Task to carry out: Reproduce the listing below exactly. Pictures do not belong in the copy.

:: The input

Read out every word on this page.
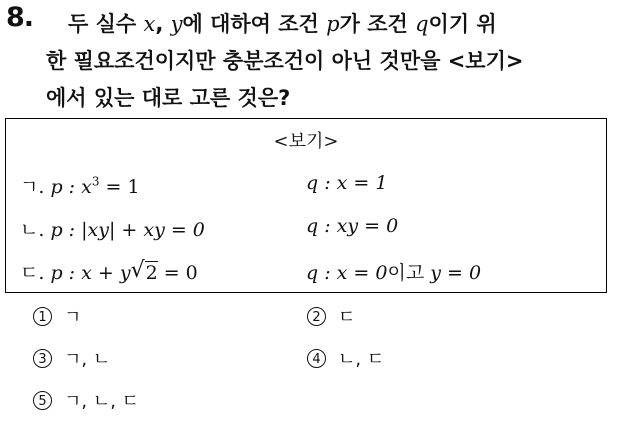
8. 두 실수 x, y에 대하여 조건 p가 조건 q이기 위
한 필요조건이지만 충분조건이 아닌 것만을 <보기>
에서 있는 대로 고른 것은?
<보기>
ㄱ. p : $x^3 = 1$	q : x = 1
ㄴ. p : |xy| + xy = 0	q : xy = 0
ㄷ. p : x + y √ 2 = 0	q : x = 0이고 y = 0
1 ㄱ	2 ㄷ
3 ㄱ, ㄴ	4 ㄴ, ㄷ
5 ㄱ, ㄴ, ㄷ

::::

Response to this exercise:
Read out every word on this page.
8. 두 실수 x, y에 대하여 조건 p가 조건 q이기 위
한 필요조건이지만 충분조건이 아닌 것만을 <보기>
에서 있는 대로 고른 것은?
<보기>
ㄱ. p : $x^3 = 1$	q : x = 1
ㄴ. p : |xy| + xy = 0	q : xy = 0
ㄷ. p : x + y √ 2 = 0	q : x = 0이고 y = 0
1 ㄱ	2 ㄷ
3 ㄱ, ㄴ	4 ㄴ, ㄷ
5 ㄱ, ㄴ, ㄷ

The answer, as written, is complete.